---- Provided information

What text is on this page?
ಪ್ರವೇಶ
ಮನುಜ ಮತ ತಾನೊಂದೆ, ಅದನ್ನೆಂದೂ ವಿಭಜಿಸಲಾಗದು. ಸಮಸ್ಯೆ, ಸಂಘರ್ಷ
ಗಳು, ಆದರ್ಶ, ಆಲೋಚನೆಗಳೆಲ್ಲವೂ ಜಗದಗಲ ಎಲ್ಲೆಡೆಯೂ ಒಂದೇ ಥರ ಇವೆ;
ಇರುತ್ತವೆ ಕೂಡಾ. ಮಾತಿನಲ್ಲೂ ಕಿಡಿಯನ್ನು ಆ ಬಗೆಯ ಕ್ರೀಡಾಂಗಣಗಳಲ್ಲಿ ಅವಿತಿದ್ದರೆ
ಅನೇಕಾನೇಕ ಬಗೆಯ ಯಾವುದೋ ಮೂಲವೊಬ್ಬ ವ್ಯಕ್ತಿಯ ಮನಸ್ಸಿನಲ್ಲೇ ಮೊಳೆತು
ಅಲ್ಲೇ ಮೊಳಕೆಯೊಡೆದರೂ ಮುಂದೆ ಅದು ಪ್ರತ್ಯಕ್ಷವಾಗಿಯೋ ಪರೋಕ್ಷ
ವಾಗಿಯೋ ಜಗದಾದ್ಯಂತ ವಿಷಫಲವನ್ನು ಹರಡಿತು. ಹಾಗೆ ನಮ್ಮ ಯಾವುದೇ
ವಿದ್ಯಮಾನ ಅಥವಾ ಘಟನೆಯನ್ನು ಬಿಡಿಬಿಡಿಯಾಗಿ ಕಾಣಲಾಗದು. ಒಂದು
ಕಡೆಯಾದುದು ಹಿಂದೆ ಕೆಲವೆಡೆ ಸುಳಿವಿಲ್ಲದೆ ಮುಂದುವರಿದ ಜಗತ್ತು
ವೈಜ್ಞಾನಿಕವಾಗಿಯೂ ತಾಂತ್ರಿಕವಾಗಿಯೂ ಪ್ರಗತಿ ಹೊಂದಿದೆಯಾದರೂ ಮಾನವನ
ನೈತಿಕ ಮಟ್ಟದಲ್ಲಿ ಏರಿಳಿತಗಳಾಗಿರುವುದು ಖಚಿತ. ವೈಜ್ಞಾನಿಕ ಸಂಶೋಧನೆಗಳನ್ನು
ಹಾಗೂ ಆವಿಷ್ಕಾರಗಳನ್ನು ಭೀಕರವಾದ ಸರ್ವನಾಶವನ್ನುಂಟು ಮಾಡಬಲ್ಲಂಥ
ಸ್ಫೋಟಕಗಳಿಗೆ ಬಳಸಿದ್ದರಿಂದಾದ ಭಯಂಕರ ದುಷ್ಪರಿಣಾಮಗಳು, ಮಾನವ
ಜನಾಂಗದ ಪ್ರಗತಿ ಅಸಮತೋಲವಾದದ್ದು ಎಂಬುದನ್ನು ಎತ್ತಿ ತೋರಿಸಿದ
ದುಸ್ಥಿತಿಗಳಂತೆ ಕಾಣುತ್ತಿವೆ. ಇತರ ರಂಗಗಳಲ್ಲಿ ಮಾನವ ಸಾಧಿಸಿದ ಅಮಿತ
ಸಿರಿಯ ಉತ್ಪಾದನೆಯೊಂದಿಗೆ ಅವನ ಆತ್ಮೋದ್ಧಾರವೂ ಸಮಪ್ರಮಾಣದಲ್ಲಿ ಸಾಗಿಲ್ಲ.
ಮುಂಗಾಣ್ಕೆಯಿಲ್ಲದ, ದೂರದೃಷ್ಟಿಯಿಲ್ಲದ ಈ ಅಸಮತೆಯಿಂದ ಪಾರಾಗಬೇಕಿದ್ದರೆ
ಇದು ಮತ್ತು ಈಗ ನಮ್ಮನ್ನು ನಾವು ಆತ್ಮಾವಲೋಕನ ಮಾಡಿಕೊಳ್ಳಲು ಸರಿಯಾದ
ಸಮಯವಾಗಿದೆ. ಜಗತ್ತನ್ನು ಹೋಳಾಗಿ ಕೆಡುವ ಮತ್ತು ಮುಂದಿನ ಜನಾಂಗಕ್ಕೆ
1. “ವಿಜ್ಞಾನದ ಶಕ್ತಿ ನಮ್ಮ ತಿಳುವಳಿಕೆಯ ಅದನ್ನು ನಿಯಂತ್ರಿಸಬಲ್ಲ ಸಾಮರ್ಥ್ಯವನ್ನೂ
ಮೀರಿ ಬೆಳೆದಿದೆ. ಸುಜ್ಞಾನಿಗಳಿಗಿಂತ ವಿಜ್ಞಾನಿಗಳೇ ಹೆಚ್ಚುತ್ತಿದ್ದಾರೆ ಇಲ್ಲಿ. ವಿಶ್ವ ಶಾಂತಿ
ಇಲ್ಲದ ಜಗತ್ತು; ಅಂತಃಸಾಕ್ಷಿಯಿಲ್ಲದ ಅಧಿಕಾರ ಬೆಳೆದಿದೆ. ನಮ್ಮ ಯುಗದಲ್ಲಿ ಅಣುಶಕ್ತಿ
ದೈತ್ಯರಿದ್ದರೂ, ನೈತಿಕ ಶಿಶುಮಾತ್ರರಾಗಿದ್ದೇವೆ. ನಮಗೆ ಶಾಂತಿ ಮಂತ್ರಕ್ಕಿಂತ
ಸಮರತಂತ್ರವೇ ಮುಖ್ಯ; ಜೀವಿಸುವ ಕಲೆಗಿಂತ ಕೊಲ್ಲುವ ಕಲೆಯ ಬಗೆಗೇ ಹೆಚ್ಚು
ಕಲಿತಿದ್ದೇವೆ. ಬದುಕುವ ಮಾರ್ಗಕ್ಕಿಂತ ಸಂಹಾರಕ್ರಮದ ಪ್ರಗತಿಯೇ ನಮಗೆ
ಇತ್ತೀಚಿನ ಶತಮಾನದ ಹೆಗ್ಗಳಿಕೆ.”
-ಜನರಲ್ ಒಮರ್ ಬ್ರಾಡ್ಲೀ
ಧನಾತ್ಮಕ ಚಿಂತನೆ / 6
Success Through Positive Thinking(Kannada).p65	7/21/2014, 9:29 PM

--------

• Task statement: Find the lines holding "ಅಸಮತ" and list every one.

• Expected answer:
ಜನಾಂಗದ ಪ್ರಗತಿ ಅಸಮತೋಲವಾದದ್ದು ಎಂಬುದನ್ನು ಎತ್ತಿ ತೋರಿಸಿದ
ಮುಂಗಾಣ್ಕೆಯಿಲ್ಲದ, ದೂರದೃಷ್ಟಿಯಿಲ್ಲದ ಈ ಅಸಮತೆಯಿಂದ ಪಾರಾಗಬೇಕಿದ್ದರೆ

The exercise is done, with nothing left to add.